What is required:
Extract all lines that hold the string "from".

________________

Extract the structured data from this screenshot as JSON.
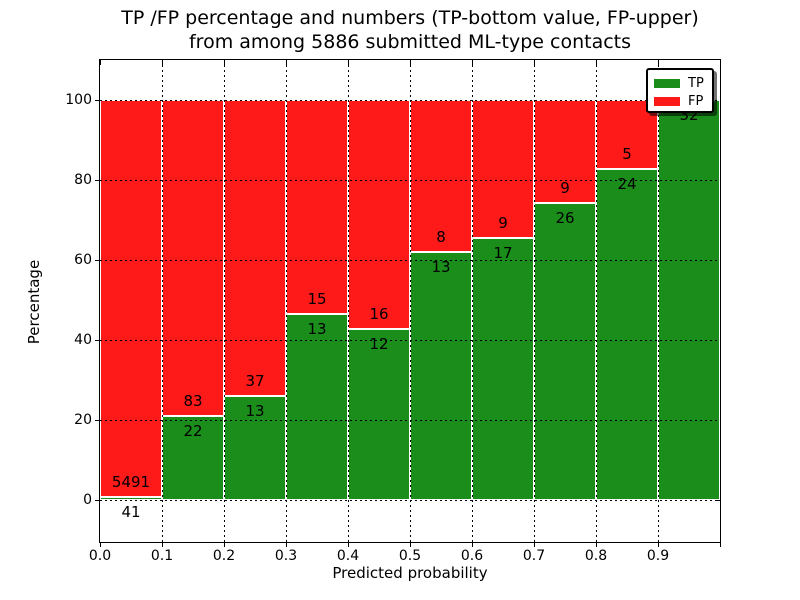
{
  "title": {
    "line1": "TP /FP percentage and numbers (TP-bottom value, FP-upper)",
    "line2": "from among 5886 submitted ML-type contacts"
  },
  "axes": {
    "xlabel": "Predicted probability",
    "ylabel": "Percentage",
    "x_tick_labels": [
      "0.0",
      "0.1",
      "0.2",
      "0.3",
      "0.4",
      "0.5",
      "0.6",
      "0.7",
      "0.8",
      "0.9"
    ],
    "x_tick_values": [
      0.0,
      0.1,
      0.2,
      0.3,
      0.4,
      0.5,
      0.6,
      0.7,
      0.8,
      0.9
    ],
    "y_tick_labels": [
      "0",
      "20",
      "40",
      "60",
      "80",
      "100"
    ],
    "y_tick_values": [
      0,
      20,
      40,
      60,
      80,
      100
    ],
    "xlim": [
      0.0,
      1.0
    ],
    "ylim": [
      -10.5,
      110
    ],
    "grid": "dotted black"
  },
  "legend": {
    "location": "upper right",
    "items": [
      {
        "label": "TP",
        "color": "#1a8d1a"
      },
      {
        "label": "FP",
        "color": "#ff1a1a"
      }
    ]
  },
  "chart_data": {
    "type": "bar",
    "stacked": true,
    "total_contacts": 5886,
    "bin_edges": [
      0.0,
      0.1,
      0.2,
      0.3,
      0.4,
      0.5,
      0.6,
      0.7,
      0.8,
      0.9,
      1.0
    ],
    "categories": [
      "0.0-0.1",
      "0.1-0.2",
      "0.2-0.3",
      "0.3-0.4",
      "0.4-0.5",
      "0.5-0.6",
      "0.6-0.7",
      "0.7-0.8",
      "0.8-0.9",
      "0.9-1.0"
    ],
    "series": [
      {
        "name": "TP",
        "color": "#1a8d1a",
        "counts": [
          41,
          22,
          13,
          13,
          12,
          13,
          17,
          26,
          24,
          32
        ],
        "percent": [
          0.74,
          20.95,
          26.0,
          46.43,
          42.86,
          61.9,
          65.38,
          74.29,
          82.76,
          100.0
        ]
      },
      {
        "name": "FP",
        "color": "#ff1a1a",
        "counts": [
          5491,
          83,
          37,
          15,
          16,
          8,
          9,
          9,
          5,
          0
        ],
        "percent": [
          99.26,
          79.05,
          74.0,
          53.57,
          57.14,
          38.1,
          34.62,
          25.71,
          17.24,
          0.0
        ]
      }
    ],
    "count_labels": {
      "tp_shown": [
        "41",
        "22",
        "13",
        "13",
        "12",
        "13",
        "17",
        "26",
        "24",
        "32"
      ],
      "fp_shown": [
        "5491",
        "83",
        "37",
        "15",
        "16",
        "8",
        "9",
        "9",
        "5",
        null
      ]
    },
    "title": "TP /FP percentage and numbers (TP-bottom value, FP-upper) from among 5886 submitted ML-type contacts",
    "xlabel": "Predicted probability",
    "ylabel": "Percentage"
  }
}
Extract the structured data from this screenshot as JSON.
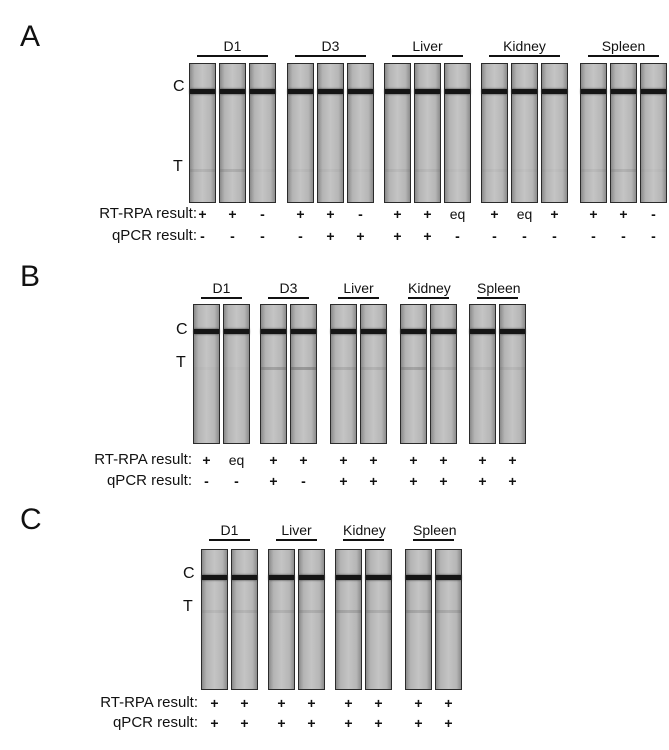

________________

Reply to the task:
Extract the structured data from this screenshot as JSON.
    "line2": "from among 5886 submitted ML-type contacts"
    "title": "TP /FP percentage and numbers (TP-bottom value, FP-upper) from among 5886 submitted ML-type contacts",
Extract the structured data from this screenshot as JSON.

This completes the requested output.